▶ **Do this**
Output all of the entries below precisely as written.

(Data excerpts)
>>>>

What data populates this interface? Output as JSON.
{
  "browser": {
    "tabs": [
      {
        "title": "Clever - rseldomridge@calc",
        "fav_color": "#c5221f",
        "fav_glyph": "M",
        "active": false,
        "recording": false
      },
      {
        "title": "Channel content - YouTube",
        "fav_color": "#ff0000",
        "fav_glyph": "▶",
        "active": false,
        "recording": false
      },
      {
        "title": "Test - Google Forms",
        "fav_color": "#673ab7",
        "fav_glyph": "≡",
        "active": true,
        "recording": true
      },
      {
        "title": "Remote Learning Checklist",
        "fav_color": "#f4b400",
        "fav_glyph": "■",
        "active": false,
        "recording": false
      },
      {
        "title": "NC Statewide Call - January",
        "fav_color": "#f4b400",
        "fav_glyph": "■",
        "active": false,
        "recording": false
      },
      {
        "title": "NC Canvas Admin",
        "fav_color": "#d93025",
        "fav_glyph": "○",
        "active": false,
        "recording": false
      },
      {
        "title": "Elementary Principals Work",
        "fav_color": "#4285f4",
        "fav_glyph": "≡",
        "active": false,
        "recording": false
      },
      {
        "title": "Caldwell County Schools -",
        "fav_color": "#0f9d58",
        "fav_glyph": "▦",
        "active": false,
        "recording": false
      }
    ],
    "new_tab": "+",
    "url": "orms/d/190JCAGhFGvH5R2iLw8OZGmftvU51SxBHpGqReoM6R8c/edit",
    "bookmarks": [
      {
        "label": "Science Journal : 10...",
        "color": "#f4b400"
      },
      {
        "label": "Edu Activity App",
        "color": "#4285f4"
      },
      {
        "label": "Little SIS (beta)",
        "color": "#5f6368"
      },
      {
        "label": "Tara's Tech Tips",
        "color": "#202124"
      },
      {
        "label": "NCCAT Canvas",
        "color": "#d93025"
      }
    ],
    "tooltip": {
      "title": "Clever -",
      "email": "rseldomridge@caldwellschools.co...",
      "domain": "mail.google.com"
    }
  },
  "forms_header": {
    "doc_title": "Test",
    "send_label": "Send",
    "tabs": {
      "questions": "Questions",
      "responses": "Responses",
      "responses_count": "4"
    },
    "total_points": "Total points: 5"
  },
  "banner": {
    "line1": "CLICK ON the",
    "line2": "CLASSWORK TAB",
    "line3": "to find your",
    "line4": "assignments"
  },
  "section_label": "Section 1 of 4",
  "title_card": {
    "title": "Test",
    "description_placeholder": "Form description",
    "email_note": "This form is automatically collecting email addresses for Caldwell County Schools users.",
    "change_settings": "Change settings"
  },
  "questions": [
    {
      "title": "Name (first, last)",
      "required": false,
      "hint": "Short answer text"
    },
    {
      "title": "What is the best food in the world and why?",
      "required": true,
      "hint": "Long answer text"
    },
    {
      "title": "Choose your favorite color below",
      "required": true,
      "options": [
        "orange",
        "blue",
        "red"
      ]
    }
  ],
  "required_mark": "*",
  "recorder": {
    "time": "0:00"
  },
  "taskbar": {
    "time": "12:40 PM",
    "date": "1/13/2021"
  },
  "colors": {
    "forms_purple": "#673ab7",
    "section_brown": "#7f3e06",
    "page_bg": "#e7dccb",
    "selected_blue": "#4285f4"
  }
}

<<<<

▶ **Problem solution**
What data populates this interface? Output as JSON.
{
  "browser": {
    "tabs": [
      {
        "title": "Clever - rseldomridge@calc",
        "fav_color": "#c5221f",
        "fav_glyph": "M",
        "active": false,
        "recording": false
      },
      {
        "title": "Channel content - YouTube",
        "fav_color": "#ff0000",
        "fav_glyph": "▶",
        "active": false,
        "recording": false
      },
      {
        "title": "Test - Google Forms",
        "fav_color": "#673ab7",
        "fav_glyph": "≡",
        "active": true,
        "recording": true
      },
      {
        "title": "Remote Learning Checklist",
        "fav_color": "#f4b400",
        "fav_glyph": "■",
        "active": false,
        "recording": false
      },
      {
        "title": "NC Statewide Call - January",
        "fav_color": "#f4b400",
        "fav_glyph": "■",
        "active": false,
        "recording": false
      },
      {
        "title": "NC Canvas Admin",
        "fav_color": "#d93025",
        "fav_glyph": "○",
        "active": false,
        "recording": false
      },
      {
        "title": "Elementary Principals Work",
        "fav_color": "#4285f4",
        "fav_glyph": "≡",
        "active": false,
        "recording": false
      },
      {
        "title": "Caldwell County Schools -",
        "fav_color": "#0f9d58",
        "fav_glyph": "▦",
        "active": false,
        "recording": false
      }
    ],
    "new_tab": "+",
    "url": "orms/d/190JCAGhFGvH5R2iLw8OZGmftvU51SxBHpGqReoM6R8c/edit",
    "bookmarks": [
      {
        "label": "Science Journal : 10...",
        "color": "#f4b400"
      },
      {
        "label": "Edu Activity App",
        "color": "#4285f4"
      },
      {
        "label": "Little SIS (beta)",
        "color": "#5f6368"
      },
      {
        "label": "Tara's Tech Tips",
        "color": "#202124"
      },
      {
        "label": "NCCAT Canvas",
        "color": "#d93025"
      }
    ],
    "tooltip": {
      "title": "Clever -",
      "email": "rseldomridge@caldwellschools.co...",
      "domain": "mail.google.com"
    }
  },
  "forms_header": {
    "doc_title": "Test",
    "send_label": "Send",
    "tabs": {
      "questions": "Questions",
      "responses": "Responses",
      "responses_count": "4"
    },
    "total_points": "Total points: 5"
  },
  "banner": {
    "line1": "CLICK ON the",
    "line2": "CLASSWORK TAB",
    "line3": "to find your",
    "line4": "assignments"
  },
  "section_label": "Section 1 of 4",
  "title_card": {
    "title": "Test",
    "description_placeholder": "Form description",
    "email_note": "This form is automatically collecting email addresses for Caldwell County Schools users.",
    "change_settings": "Change settings"
  },
  "questions": [
    {
      "title": "Name (first, last)",
      "required": false,
      "hint": "Short answer text"
    },
    {
      "title": "What is the best food in the world and why?",
      "required": true,
      "hint": "Long answer text"
    },
    {
      "title": "Choose your favorite color below",
      "required": true,
      "options": [
        "orange",
        "blue",
        "red"
      ]
    }
  ],
  "required_mark": "*",
  "recorder": {
    "time": "0:00"
  },
  "taskbar": {
    "time": "12:40 PM",
    "date": "1/13/2021"
  },
  "colors": {
    "forms_purple": "#673ab7",
    "section_brown": "#7f3e06",
    "page_bg": "#e7dccb",
    "selected_blue": "#4285f4"
  }
}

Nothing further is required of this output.